- EXERCISE INSTRUCTIONS -
Give all of the lines again, with nothing added or dropped.

* * *

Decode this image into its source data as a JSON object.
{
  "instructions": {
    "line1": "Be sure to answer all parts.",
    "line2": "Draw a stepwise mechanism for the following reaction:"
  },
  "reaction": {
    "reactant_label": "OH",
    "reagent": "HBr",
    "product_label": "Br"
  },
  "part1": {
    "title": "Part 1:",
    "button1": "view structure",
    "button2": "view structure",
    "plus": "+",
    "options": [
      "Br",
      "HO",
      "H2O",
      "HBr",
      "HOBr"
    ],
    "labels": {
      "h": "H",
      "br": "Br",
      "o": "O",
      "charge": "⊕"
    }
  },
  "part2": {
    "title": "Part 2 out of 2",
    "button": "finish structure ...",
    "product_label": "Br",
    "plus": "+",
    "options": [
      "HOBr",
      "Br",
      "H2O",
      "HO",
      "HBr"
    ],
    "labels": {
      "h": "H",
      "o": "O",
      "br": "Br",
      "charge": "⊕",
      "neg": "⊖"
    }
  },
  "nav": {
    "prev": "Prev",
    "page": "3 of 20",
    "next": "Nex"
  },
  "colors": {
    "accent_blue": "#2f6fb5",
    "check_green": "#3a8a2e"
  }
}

* * *

- RESULT -
Decode this image into its source data as a JSON object.
{
  "instructions": {
    "line1": "Be sure to answer all parts.",
    "line2": "Draw a stepwise mechanism for the following reaction:"
  },
  "reaction": {
    "reactant_label": "OH",
    "reagent": "HBr",
    "product_label": "Br"
  },
  "part1": {
    "title": "Part 1:",
    "button1": "view structure",
    "button2": "view structure",
    "plus": "+",
    "options": [
      "Br",
      "HO",
      "H2O",
      "HBr",
      "HOBr"
    ],
    "labels": {
      "h": "H",
      "br": "Br",
      "o": "O",
      "charge": "⊕"
    }
  },
  "part2": {
    "title": "Part 2 out of 2",
    "button": "finish structure ...",
    "product_label": "Br",
    "plus": "+",
    "options": [
      "HOBr",
      "Br",
      "H2O",
      "HO",
      "HBr"
    ],
    "labels": {
      "h": "H",
      "o": "O",
      "br": "Br",
      "charge": "⊕",
      "neg": "⊖"
    }
  },
  "nav": {
    "prev": "Prev",
    "page": "3 of 20",
    "next": "Nex"
  },
  "colors": {
    "accent_blue": "#2f6fb5",
    "check_green": "#3a8a2e"
  }
}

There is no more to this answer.